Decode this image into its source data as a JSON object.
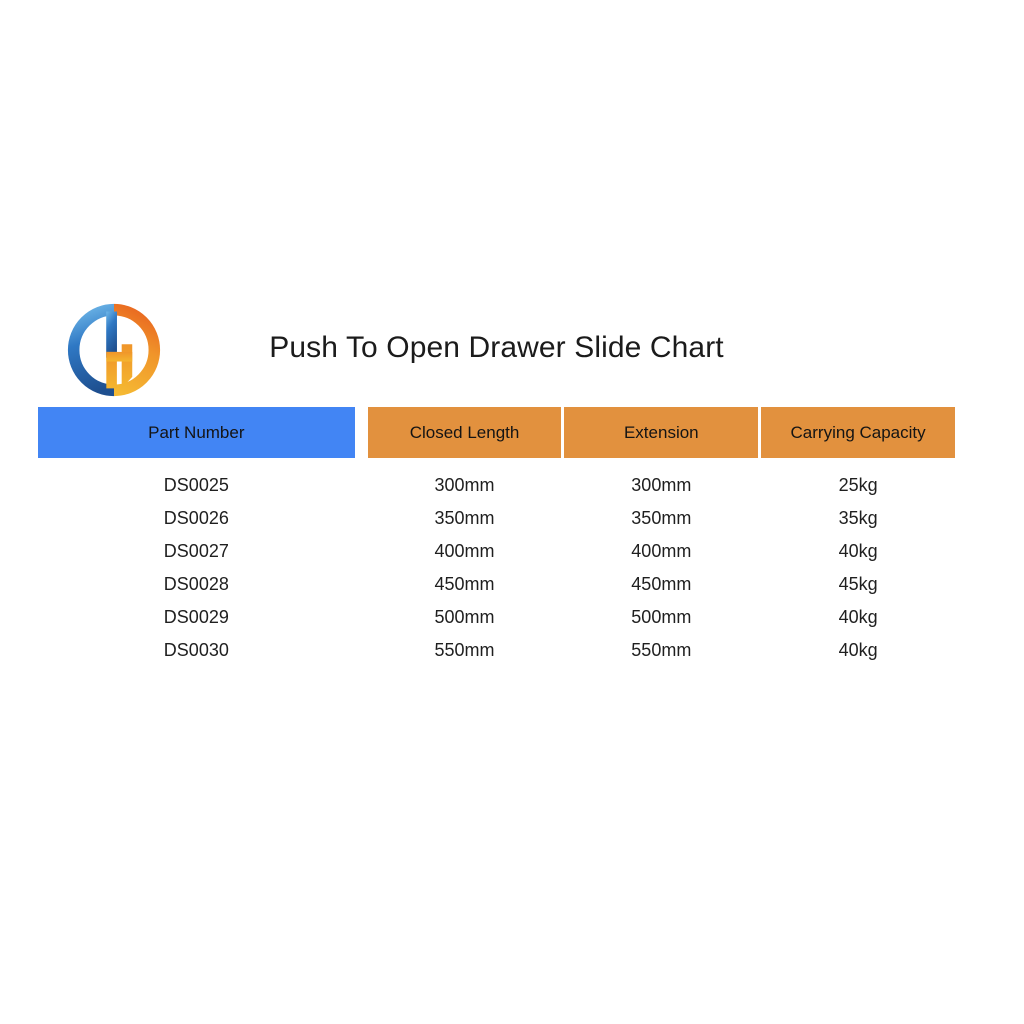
{
  "document": {
    "title": "Push To Open Drawer Slide Chart"
  },
  "logo": {
    "name": "company-logo",
    "blue_hex": "#2d6fc0",
    "orange_hex": "#ef8a21"
  },
  "colors": {
    "header_blue": "#4285f4",
    "header_orange": "#e2913e",
    "text": "#1f1f1f",
    "background": "#ffffff"
  },
  "table": {
    "columns": [
      "Part Number",
      "Closed Length",
      "Extension",
      "Carrying Capacity"
    ],
    "rows": [
      {
        "part_number": "DS0025",
        "closed_length": "300mm",
        "extension": "300mm",
        "carrying_capacity": "25kg"
      },
      {
        "part_number": "DS0026",
        "closed_length": "350mm",
        "extension": "350mm",
        "carrying_capacity": "35kg"
      },
      {
        "part_number": "DS0027",
        "closed_length": "400mm",
        "extension": "400mm",
        "carrying_capacity": "40kg"
      },
      {
        "part_number": "DS0028",
        "closed_length": "450mm",
        "extension": "450mm",
        "carrying_capacity": "45kg"
      },
      {
        "part_number": "DS0029",
        "closed_length": "500mm",
        "extension": "500mm",
        "carrying_capacity": "40kg"
      },
      {
        "part_number": "DS0030",
        "closed_length": "550mm",
        "extension": "550mm",
        "carrying_capacity": "40kg"
      }
    ]
  },
  "chart_data": {
    "type": "table",
    "title": "Push To Open Drawer Slide Chart",
    "categories": [
      "DS0025",
      "DS0026",
      "DS0027",
      "DS0028",
      "DS0029",
      "DS0030"
    ],
    "series": [
      {
        "name": "Closed Length",
        "unit": "mm",
        "values": [
          300,
          350,
          400,
          450,
          500,
          550
        ]
      },
      {
        "name": "Extension",
        "unit": "mm",
        "values": [
          300,
          350,
          400,
          450,
          500,
          550
        ]
      },
      {
        "name": "Carrying Capacity",
        "unit": "kg",
        "values": [
          25,
          35,
          40,
          45,
          40,
          40
        ]
      }
    ],
    "xlabel": "Part Number",
    "ylabel": "",
    "grid": false,
    "legend": "none"
  }
}
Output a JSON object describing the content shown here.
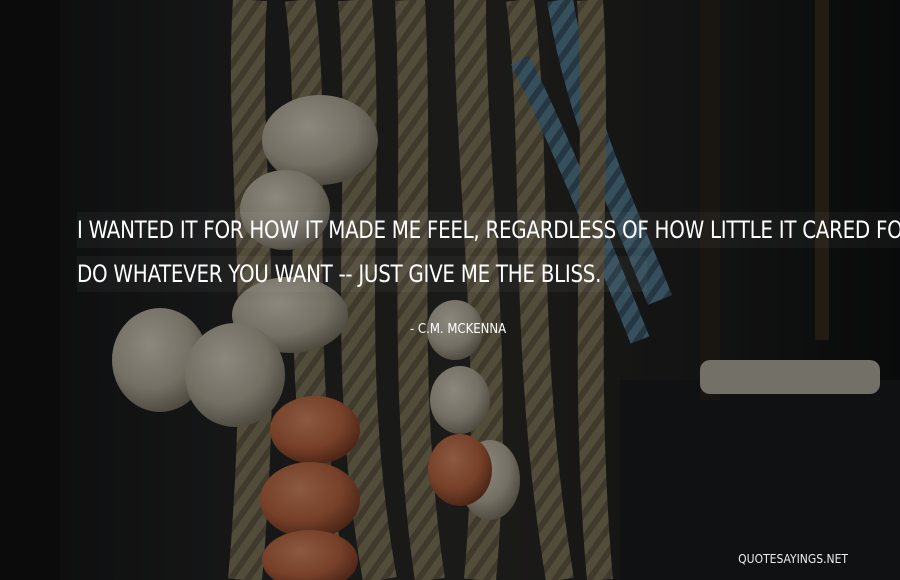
{
  "quote": {
    "line1": "I WANTED IT FOR HOW IT MADE ME FEEL, REGARDLESS OF HOW LITTLE IT CARED FOR ME.",
    "line2": "DO WHATEVER YOU WANT -- JUST GIVE ME THE BLISS.",
    "author": "- C.M. MCKENNA"
  },
  "watermark": "QUOTESAYINGS.NET",
  "colors": {
    "overlay": "#000000",
    "text": "#ffffff",
    "rope": "#8a8066",
    "rope_blue": "#4f7890",
    "float_white": "#d9d2c0",
    "float_orange": "#d77a52",
    "wood": "#2b2520"
  }
}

■ ■ ■

Give the data again exactly as written, with all pictures left out.

#### RESULT OF THIS EXERCISE:
Decode this image into its source data as a JSON object.
{
  "document": {
    "title": "Push To Open Drawer Slide Chart"
  },
  "logo": {
    "name": "company-logo",
    "blue_hex": "#2d6fc0",
    "orange_hex": "#ef8a21"
  },
  "colors": {
    "header_blue": "#4285f4",
    "header_orange": "#e2913e",
    "text": "#1f1f1f",
    "background": "#ffffff"
  },
  "table": {
    "columns": [
      "Part Number",
      "Closed Length",
      "Extension",
      "Carrying Capacity"
    ],
    "rows": [
      {
        "part_number": "DS0025",
        "closed_length": "300mm",
        "extension": "300mm",
        "carrying_capacity": "25kg"
      },
      {
        "part_number": "DS0026",
        "closed_length": "350mm",
        "extension": "350mm",
        "carrying_capacity": "35kg"
      },
      {
        "part_number": "DS0027",
        "closed_length": "400mm",
        "extension": "400mm",
        "carrying_capacity": "40kg"
      },
      {
        "part_number": "DS0028",
        "closed_length": "450mm",
        "extension": "450mm",
        "carrying_capacity": "45kg"
      },
      {
        "part_number": "DS0029",
        "closed_length": "500mm",
        "extension": "500mm",
        "carrying_capacity": "40kg"
      },
      {
        "part_number": "DS0030",
        "closed_length": "550mm",
        "extension": "550mm",
        "carrying_capacity": "40kg"
      }
    ]
  },
  "chart_data": {
    "type": "table",
    "title": "Push To Open Drawer Slide Chart",
    "categories": [
      "DS0025",
      "DS0026",
      "DS0027",
      "DS0028",
      "DS0029",
      "DS0030"
    ],
    "series": [
      {
        "name": "Closed Length",
        "unit": "mm",
        "values": [
          300,
          350,
          400,
          450,
          500,
          550
        ]
      },
      {
        "name": "Extension",
        "unit": "mm",
        "values": [
          300,
          350,
          400,
          450,
          500,
          550
        ]
      },
      {
        "name": "Carrying Capacity",
        "unit": "kg",
        "values": [
          25,
          35,
          40,
          45,
          40,
          40
        ]
      }
    ],
    "xlabel": "Part Number",
    "ylabel": "",
    "grid": false,
    "legend": "none"
  }
}
Output a JSON object describing the content shown here.
{
  "quote": {
    "line1": "I WANTED IT FOR HOW IT MADE ME FEEL, REGARDLESS OF HOW LITTLE IT CARED FOR ME.",
    "line2": "DO WHATEVER YOU WANT -- JUST GIVE ME THE BLISS.",
    "author": "- C.M. MCKENNA"
  },
  "watermark": "QUOTESAYINGS.NET",
  "colors": {
    "overlay": "#000000",
    "text": "#ffffff",
    "rope": "#8a8066",
    "rope_blue": "#4f7890",
    "float_white": "#d9d2c0",
    "float_orange": "#d77a52",
    "wood": "#2b2520"
  }
}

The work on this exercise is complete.